━━━━━ Information provided

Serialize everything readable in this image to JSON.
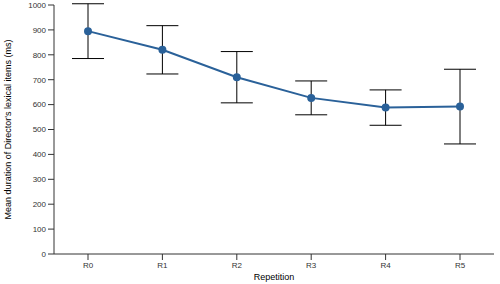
{
  "chart_data": {
    "type": "line",
    "x_label": "Repetition",
    "y_label": "Mean duration of Director's lexical items (ms)",
    "categories": [
      "R0",
      "R1",
      "R2",
      "R3",
      "R4",
      "R5"
    ],
    "values": [
      895,
      820,
      710,
      627,
      588,
      592
    ],
    "errors": [
      110,
      97,
      103,
      68,
      71,
      150
    ],
    "color": "#2a6199",
    "ylim": [
      0,
      1000
    ],
    "yticks": [
      0,
      100,
      200,
      300,
      400,
      500,
      600,
      700,
      800,
      900,
      1000
    ],
    "grid": false,
    "marker": "circle"
  }
}
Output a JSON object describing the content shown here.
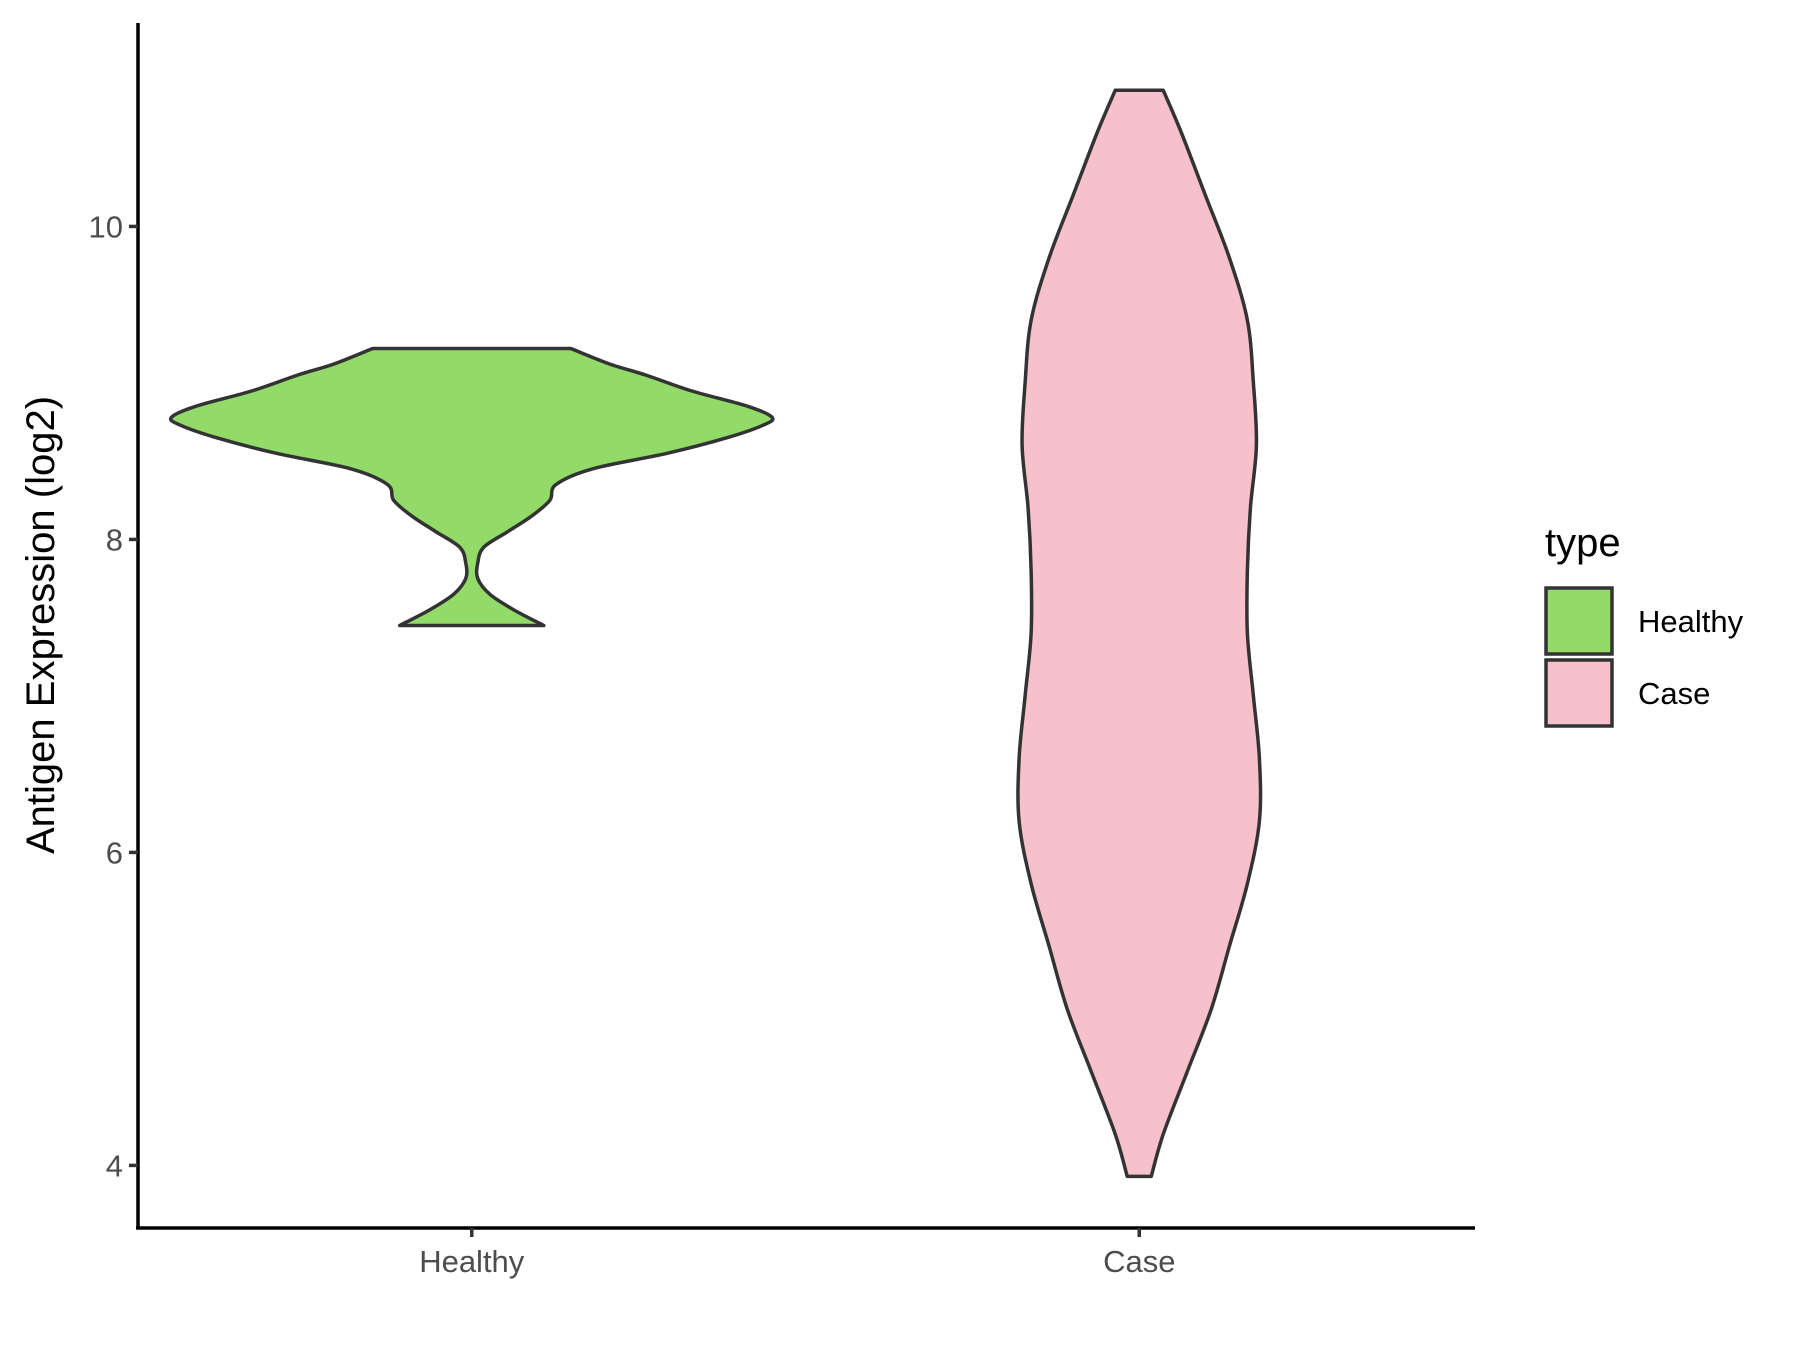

━━━━━━━━━━

- [Aim]: Repeat the material above verbatim. Leave the pictures behind.

- [Answer to this exercise]:
Serialize everything readable in this image to JSON.
{
  "chart_data": {
    "type": "line",
    "x_label": "Repetition",
    "y_label": "Mean duration of Director's lexical items (ms)",
    "categories": [
      "R0",
      "R1",
      "R2",
      "R3",
      "R4",
      "R5"
    ],
    "values": [
      895,
      820,
      710,
      627,
      588,
      592
    ],
    "errors": [
      110,
      97,
      103,
      68,
      71,
      150
    ],
    "color": "#2a6199",
    "ylim": [
      0,
      1000
    ],
    "yticks": [
      0,
      100,
      200,
      300,
      400,
      500,
      600,
      700,
      800,
      900,
      1000
    ],
    "grid": false,
    "marker": "circle"
  }
}
Output a JSON object describing the content shown here.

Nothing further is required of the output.